* SUPPLIED DATA:

————————

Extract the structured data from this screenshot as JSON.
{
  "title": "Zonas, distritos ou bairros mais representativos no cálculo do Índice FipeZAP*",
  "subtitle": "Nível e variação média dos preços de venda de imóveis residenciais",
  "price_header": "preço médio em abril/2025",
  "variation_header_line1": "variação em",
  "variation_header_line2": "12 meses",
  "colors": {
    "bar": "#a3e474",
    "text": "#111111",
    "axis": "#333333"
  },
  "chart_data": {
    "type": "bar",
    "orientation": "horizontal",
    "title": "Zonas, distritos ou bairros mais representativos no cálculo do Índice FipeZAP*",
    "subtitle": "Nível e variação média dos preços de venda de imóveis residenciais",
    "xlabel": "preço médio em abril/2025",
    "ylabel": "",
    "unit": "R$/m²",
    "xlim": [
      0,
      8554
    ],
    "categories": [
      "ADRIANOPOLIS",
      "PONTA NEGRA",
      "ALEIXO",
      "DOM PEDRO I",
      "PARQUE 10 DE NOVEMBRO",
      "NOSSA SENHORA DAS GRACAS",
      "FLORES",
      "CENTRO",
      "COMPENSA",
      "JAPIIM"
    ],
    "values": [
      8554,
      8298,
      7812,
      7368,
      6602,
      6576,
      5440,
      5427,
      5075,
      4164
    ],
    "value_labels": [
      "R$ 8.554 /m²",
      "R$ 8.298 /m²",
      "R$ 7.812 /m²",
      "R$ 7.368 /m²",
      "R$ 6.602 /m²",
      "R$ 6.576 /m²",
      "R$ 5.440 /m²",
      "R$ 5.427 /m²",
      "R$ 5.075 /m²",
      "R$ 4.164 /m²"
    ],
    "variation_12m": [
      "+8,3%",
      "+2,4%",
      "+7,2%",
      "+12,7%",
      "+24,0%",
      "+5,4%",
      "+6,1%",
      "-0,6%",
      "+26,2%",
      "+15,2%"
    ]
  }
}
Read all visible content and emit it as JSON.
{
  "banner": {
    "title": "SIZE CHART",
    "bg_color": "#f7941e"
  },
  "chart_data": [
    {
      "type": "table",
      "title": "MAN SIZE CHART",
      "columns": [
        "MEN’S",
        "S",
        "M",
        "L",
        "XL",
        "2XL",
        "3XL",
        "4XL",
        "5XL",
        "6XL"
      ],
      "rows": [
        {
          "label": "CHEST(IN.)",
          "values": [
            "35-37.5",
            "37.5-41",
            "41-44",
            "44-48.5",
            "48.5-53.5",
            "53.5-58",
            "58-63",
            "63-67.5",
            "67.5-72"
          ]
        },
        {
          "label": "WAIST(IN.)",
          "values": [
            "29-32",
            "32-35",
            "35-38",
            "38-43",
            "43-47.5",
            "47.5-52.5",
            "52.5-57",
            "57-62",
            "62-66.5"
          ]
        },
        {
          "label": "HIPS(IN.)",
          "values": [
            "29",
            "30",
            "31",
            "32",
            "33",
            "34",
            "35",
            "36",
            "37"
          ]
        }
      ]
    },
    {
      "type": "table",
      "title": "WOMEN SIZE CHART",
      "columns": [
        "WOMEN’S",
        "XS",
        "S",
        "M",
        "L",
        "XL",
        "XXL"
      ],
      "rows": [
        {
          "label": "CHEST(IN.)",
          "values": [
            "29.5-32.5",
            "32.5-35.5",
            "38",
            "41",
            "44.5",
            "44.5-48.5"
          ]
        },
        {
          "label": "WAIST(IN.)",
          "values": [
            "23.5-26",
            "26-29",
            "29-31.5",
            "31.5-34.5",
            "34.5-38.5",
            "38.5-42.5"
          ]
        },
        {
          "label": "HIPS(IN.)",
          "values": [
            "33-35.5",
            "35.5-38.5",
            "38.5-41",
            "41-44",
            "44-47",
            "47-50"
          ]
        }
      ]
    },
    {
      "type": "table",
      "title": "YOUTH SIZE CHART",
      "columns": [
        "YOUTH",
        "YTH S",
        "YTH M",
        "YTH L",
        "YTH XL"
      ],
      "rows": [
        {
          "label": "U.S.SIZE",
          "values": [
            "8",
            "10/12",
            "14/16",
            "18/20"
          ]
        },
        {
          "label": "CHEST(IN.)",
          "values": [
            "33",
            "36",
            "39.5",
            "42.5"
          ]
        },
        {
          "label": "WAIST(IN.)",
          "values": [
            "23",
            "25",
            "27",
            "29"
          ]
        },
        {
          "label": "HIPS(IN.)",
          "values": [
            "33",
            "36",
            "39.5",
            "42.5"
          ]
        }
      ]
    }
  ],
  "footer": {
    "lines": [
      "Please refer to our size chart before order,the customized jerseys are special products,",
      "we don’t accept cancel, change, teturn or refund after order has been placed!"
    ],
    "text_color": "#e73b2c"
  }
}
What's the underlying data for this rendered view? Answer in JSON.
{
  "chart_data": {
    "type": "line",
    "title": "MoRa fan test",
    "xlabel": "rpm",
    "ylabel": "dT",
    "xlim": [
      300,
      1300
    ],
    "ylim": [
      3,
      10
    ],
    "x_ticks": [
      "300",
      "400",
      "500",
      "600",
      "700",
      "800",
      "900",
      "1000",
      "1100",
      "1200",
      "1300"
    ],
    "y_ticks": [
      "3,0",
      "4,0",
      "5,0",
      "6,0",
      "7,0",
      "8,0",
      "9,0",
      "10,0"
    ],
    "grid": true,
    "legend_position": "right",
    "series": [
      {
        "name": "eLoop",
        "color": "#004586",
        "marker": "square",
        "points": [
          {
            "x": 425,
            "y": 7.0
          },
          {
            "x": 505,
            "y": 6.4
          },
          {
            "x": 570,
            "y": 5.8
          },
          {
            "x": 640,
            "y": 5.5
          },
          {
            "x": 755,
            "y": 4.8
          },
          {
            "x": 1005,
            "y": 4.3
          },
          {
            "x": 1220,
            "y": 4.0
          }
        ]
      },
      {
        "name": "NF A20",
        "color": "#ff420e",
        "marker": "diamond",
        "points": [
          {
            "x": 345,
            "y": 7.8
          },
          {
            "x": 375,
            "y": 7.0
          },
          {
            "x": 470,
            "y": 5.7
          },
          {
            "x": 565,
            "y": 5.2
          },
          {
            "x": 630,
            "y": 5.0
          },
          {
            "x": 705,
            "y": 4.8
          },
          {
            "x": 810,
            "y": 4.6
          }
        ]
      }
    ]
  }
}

————————

* WHAT THE TASK REQUIRES: Keep only those lines of the records that hold "Índice", and return them.

* TASK RESULT:
  "title": "Zonas, distritos ou bairros mais representativos no cálculo do Índice FipeZAP*",
    "title": "Zonas, distritos ou bairros mais representativos no cálculo do Índice FipeZAP*",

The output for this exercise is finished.